[Exercise details] Set all the material down again unchanged, without the pictures.

[Records shown]

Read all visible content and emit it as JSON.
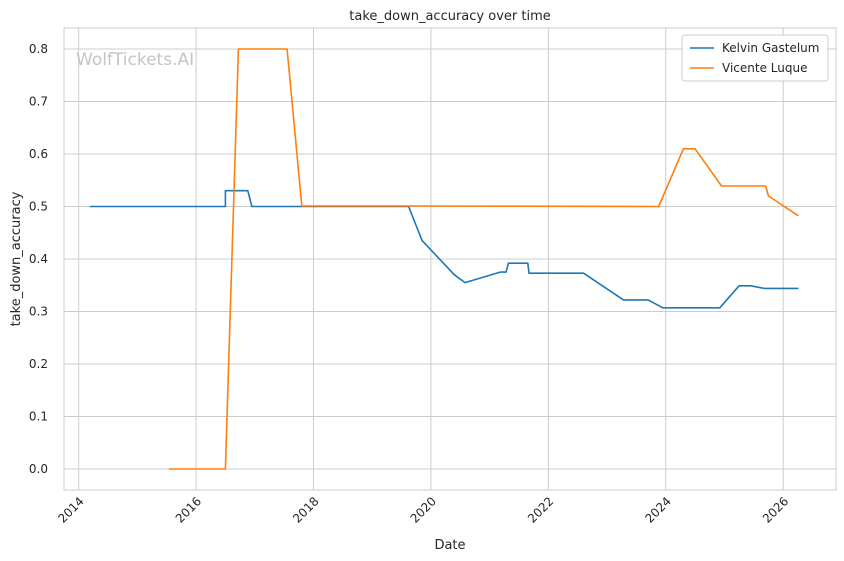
{
  "watermark": "WolfTickets.AI",
  "chart_data": {
    "type": "line",
    "title": "take_down_accuracy over time",
    "xlabel": "Date",
    "ylabel": "take_down_accuracy",
    "xlim": [
      2013.75,
      2026.9
    ],
    "ylim": [
      -0.04,
      0.84
    ],
    "x_ticks": [
      2014,
      2016,
      2018,
      2020,
      2022,
      2024,
      2026
    ],
    "y_ticks": [
      0.0,
      0.1,
      0.2,
      0.3,
      0.4,
      0.5,
      0.6,
      0.7,
      0.8
    ],
    "y_tick_labels": [
      "0.0",
      "0.1",
      "0.2",
      "0.3",
      "0.4",
      "0.5",
      "0.6",
      "0.7",
      "0.8"
    ],
    "grid": true,
    "legend_position": "top-right",
    "series": [
      {
        "name": "Kelvin Gastelum",
        "color": "#1f77b4",
        "x": [
          2014.2,
          2016.5,
          2016.5,
          2016.88,
          2016.95,
          2019.62,
          2019.85,
          2020.4,
          2020.58,
          2021.18,
          2021.28,
          2021.32,
          2021.65,
          2021.67,
          2022.6,
          2023.28,
          2023.7,
          2023.95,
          2024.92,
          2025.25,
          2025.45,
          2025.68,
          2026.25
        ],
        "y": [
          0.5,
          0.5,
          0.53,
          0.53,
          0.5,
          0.5,
          0.435,
          0.37,
          0.355,
          0.375,
          0.375,
          0.392,
          0.392,
          0.373,
          0.373,
          0.322,
          0.322,
          0.307,
          0.307,
          0.349,
          0.349,
          0.344,
          0.344
        ]
      },
      {
        "name": "Vicente Luque",
        "color": "#ff7f0e",
        "x": [
          2015.55,
          2016.5,
          2016.72,
          2017.55,
          2017.8,
          2019.62,
          2023.88,
          2024.3,
          2024.5,
          2024.95,
          2025.7,
          2025.75,
          2026.25
        ],
        "y": [
          0.0,
          0.0,
          0.8,
          0.8,
          0.501,
          0.501,
          0.5,
          0.61,
          0.61,
          0.539,
          0.539,
          0.52,
          0.483
        ]
      }
    ]
  }
}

[Task result]
Read all visible content and emit it as JSON.
{
  "watermark": "WolfTickets.AI",
  "chart_data": {
    "type": "line",
    "title": "take_down_accuracy over time",
    "xlabel": "Date",
    "ylabel": "take_down_accuracy",
    "xlim": [
      2013.75,
      2026.9
    ],
    "ylim": [
      -0.04,
      0.84
    ],
    "x_ticks": [
      2014,
      2016,
      2018,
      2020,
      2022,
      2024,
      2026
    ],
    "y_ticks": [
      0.0,
      0.1,
      0.2,
      0.3,
      0.4,
      0.5,
      0.6,
      0.7,
      0.8
    ],
    "y_tick_labels": [
      "0.0",
      "0.1",
      "0.2",
      "0.3",
      "0.4",
      "0.5",
      "0.6",
      "0.7",
      "0.8"
    ],
    "grid": true,
    "legend_position": "top-right",
    "series": [
      {
        "name": "Kelvin Gastelum",
        "color": "#1f77b4",
        "x": [
          2014.2,
          2016.5,
          2016.5,
          2016.88,
          2016.95,
          2019.62,
          2019.85,
          2020.4,
          2020.58,
          2021.18,
          2021.28,
          2021.32,
          2021.65,
          2021.67,
          2022.6,
          2023.28,
          2023.7,
          2023.95,
          2024.92,
          2025.25,
          2025.45,
          2025.68,
          2026.25
        ],
        "y": [
          0.5,
          0.5,
          0.53,
          0.53,
          0.5,
          0.5,
          0.435,
          0.37,
          0.355,
          0.375,
          0.375,
          0.392,
          0.392,
          0.373,
          0.373,
          0.322,
          0.322,
          0.307,
          0.307,
          0.349,
          0.349,
          0.344,
          0.344
        ]
      },
      {
        "name": "Vicente Luque",
        "color": "#ff7f0e",
        "x": [
          2015.55,
          2016.5,
          2016.72,
          2017.55,
          2017.8,
          2019.62,
          2023.88,
          2024.3,
          2024.5,
          2024.95,
          2025.7,
          2025.75,
          2026.25
        ],
        "y": [
          0.0,
          0.0,
          0.8,
          0.8,
          0.501,
          0.501,
          0.5,
          0.61,
          0.61,
          0.539,
          0.539,
          0.52,
          0.483
        ]
      }
    ]
  }
}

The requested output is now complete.